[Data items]
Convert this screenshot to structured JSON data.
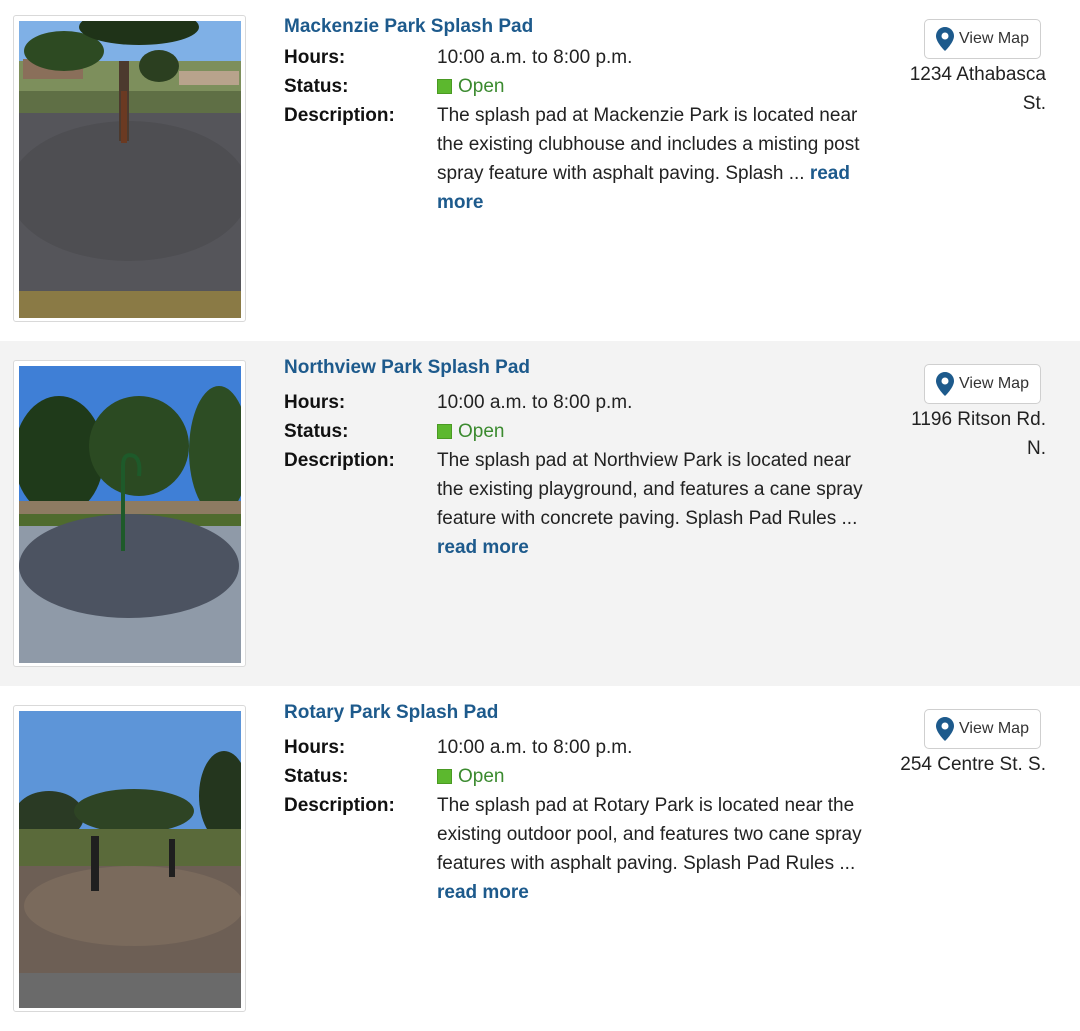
{
  "listings": [
    {
      "title": "Mackenzie Park Splash Pad",
      "hours_label": "Hours:",
      "hours": "10:00 a.m. to 8:00 p.m.",
      "status_label": "Status:",
      "status": "Open",
      "description_label": "Description:",
      "description": "The splash pad at Mackenzie Park is located near the existing clubhouse and includes a misting post spray feature with asphalt paving. Splash ...",
      "read_more": "read more",
      "map_button": "View Map",
      "address_line1": "1234 Athabasca",
      "address_line2": "St.",
      "photo_icon": "splash-pad-photo"
    },
    {
      "title": "Northview Park Splash Pad",
      "hours_label": "Hours:",
      "hours": "10:00 a.m. to 8:00 p.m.",
      "status_label": "Status:",
      "status": "Open",
      "description_label": "Description:",
      "description": "The splash pad at Northview Park is located near the existing playground, and features a cane spray feature with concrete paving. Splash Pad Rules ...",
      "read_more": "read more",
      "map_button": "View Map",
      "address_line1": "1196 Ritson Rd.",
      "address_line2": "N.",
      "photo_icon": "splash-pad-photo"
    },
    {
      "title": "Rotary Park Splash Pad",
      "hours_label": "Hours:",
      "hours": "10:00 a.m. to 8:00 p.m.",
      "status_label": "Status:",
      "status": "Open",
      "description_label": "Description:",
      "description": "The splash pad at Rotary Park is located near the existing outdoor pool, and features two cane spray features with asphalt paving. Splash Pad Rules ...",
      "read_more": "read more",
      "map_button": "View Map",
      "address_line1": "254 Centre St. S.",
      "address_line2": "",
      "photo_icon": "splash-pad-photo"
    }
  ],
  "colors": {
    "link": "#1d5a8c",
    "status_open": "#3b8a2f",
    "status_swatch": "#5cb82e",
    "alt_row_bg": "#f3f3f3"
  }
}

Task goal: All the records need to be repeated exactly, with the images dropped.

Solution for this task:
Convert this screenshot to structured JSON data.
{
  "listings": [
    {
      "title": "Mackenzie Park Splash Pad",
      "hours_label": "Hours:",
      "hours": "10:00 a.m. to 8:00 p.m.",
      "status_label": "Status:",
      "status": "Open",
      "description_label": "Description:",
      "description": "The splash pad at Mackenzie Park is located near the existing clubhouse and includes a misting post spray feature with asphalt paving. Splash ...",
      "read_more": "read more",
      "map_button": "View Map",
      "address_line1": "1234 Athabasca",
      "address_line2": "St.",
      "photo_icon": "splash-pad-photo"
    },
    {
      "title": "Northview Park Splash Pad",
      "hours_label": "Hours:",
      "hours": "10:00 a.m. to 8:00 p.m.",
      "status_label": "Status:",
      "status": "Open",
      "description_label": "Description:",
      "description": "The splash pad at Northview Park is located near the existing playground, and features a cane spray feature with concrete paving. Splash Pad Rules ...",
      "read_more": "read more",
      "map_button": "View Map",
      "address_line1": "1196 Ritson Rd.",
      "address_line2": "N.",
      "photo_icon": "splash-pad-photo"
    },
    {
      "title": "Rotary Park Splash Pad",
      "hours_label": "Hours:",
      "hours": "10:00 a.m. to 8:00 p.m.",
      "status_label": "Status:",
      "status": "Open",
      "description_label": "Description:",
      "description": "The splash pad at Rotary Park is located near the existing outdoor pool, and features two cane spray features with asphalt paving. Splash Pad Rules ...",
      "read_more": "read more",
      "map_button": "View Map",
      "address_line1": "254 Centre St. S.",
      "address_line2": "",
      "photo_icon": "splash-pad-photo"
    }
  ],
  "colors": {
    "link": "#1d5a8c",
    "status_open": "#3b8a2f",
    "status_swatch": "#5cb82e",
    "alt_row_bg": "#f3f3f3"
  }
}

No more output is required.